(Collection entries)
>>

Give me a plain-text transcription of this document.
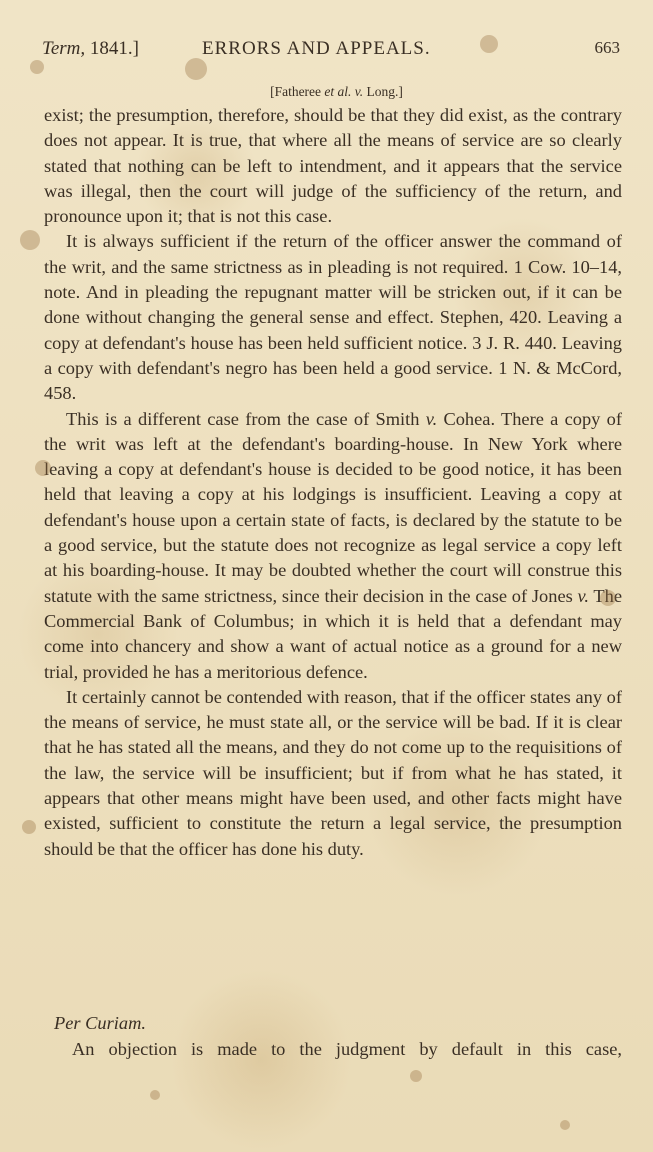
Term, 1841.]	ERRORS AND APPEALS.	663
[Fatheree et al. v. Long.]

exist; the presumption, therefore, should be that they did exist, as the contrary does not appear. It is true, that where all the means of service are so clearly stated that nothing can be left to intendment, and it appears that the service was illegal, then the court will judge of the sufficiency of the return, and pronounce upon it; that is not this case.

It is always sufficient if the return of the officer answer the command of the writ, and the same strictness as in pleading is not required. 1 Cow. 10–14, note. And in pleading the repugnant matter will be stricken out, if it can be done without changing the general sense and effect. Stephen, 420. Leaving a copy at defendant's house has been held sufficient notice. 3 J. R. 440. Leaving a copy with defendant's negro has been held a good service. 1 N. & McCord, 458.

This is a different case from the case of Smith v. Cohea. There a copy of the writ was left at the defendant's boarding-house. In New York where leaving a copy at defendant's house is decided to be good notice, it has been held that leaving a copy at his lodgings is insufficient. Leaving a copy at defendant's house upon a certain state of facts, is declared by the statute to be a good service, but the statute does not recognize as legal service a copy left at his boarding-house. It may be doubted whether the court will construe this statute with the same strictness, since their decision in the case of Jones v. The Commercial Bank of Columbus; in which it is held that a defendant may come into chancery and show a want of actual notice as a ground for a new trial, provided he has a meritorious defence.

It certainly cannot be contended with reason, that if the officer states any of the means of service, he must state all, or the service will be bad. If it is clear that he has stated all the means, and they do not come up to the requisitions of the law, the service will be insufficient; but if from what he has stated, it appears that other means might have been used, and other facts might have existed, sufficient to constitute the return a legal service, the presumption should be that the officer has done his duty.

Per Curiam.
An objection is made to the judgment by default in this case,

<<

Transcribe all the data word for word; the images stay out.

Give me a plain-text transcription of this document.
Term, 1841.]	ERRORS AND APPEALS.	663
[Fatheree et al. v. Long.]

exist; the presumption, therefore, should be that they did exist, as the contrary does not appear. It is true, that where all the means of service are so clearly stated that nothing can be left to intendment, and it appears that the service was illegal, then the court will judge of the sufficiency of the return, and pronounce upon it; that is not this case.

It is always sufficient if the return of the officer answer the command of the writ, and the same strictness as in pleading is not required. 1 Cow. 10–14, note. And in pleading the repugnant matter will be stricken out, if it can be done without changing the general sense and effect. Stephen, 420. Leaving a copy at defendant's house has been held sufficient notice. 3 J. R. 440. Leaving a copy with defendant's negro has been held a good service. 1 N. & McCord, 458.

This is a different case from the case of Smith v. Cohea. There a copy of the writ was left at the defendant's boarding-house. In New York where leaving a copy at defendant's house is decided to be good notice, it has been held that leaving a copy at his lodgings is insufficient. Leaving a copy at defendant's house upon a certain state of facts, is declared by the statute to be a good service, but the statute does not recognize as legal service a copy left at his boarding-house. It may be doubted whether the court will construe this statute with the same strictness, since their decision in the case of Jones v. The Commercial Bank of Columbus; in which it is held that a defendant may come into chancery and show a want of actual notice as a ground for a new trial, provided he has a meritorious defence.

It certainly cannot be contended with reason, that if the officer states any of the means of service, he must state all, or the service will be bad. If it is clear that he has stated all the means, and they do not come up to the requisitions of the law, the service will be insufficient; but if from what he has stated, it appears that other means might have been used, and other facts might have existed, sufficient to constitute the return a legal service, the presumption should be that the officer has done his duty.

Per Curiam.
An objection is made to the judgment by default in this case,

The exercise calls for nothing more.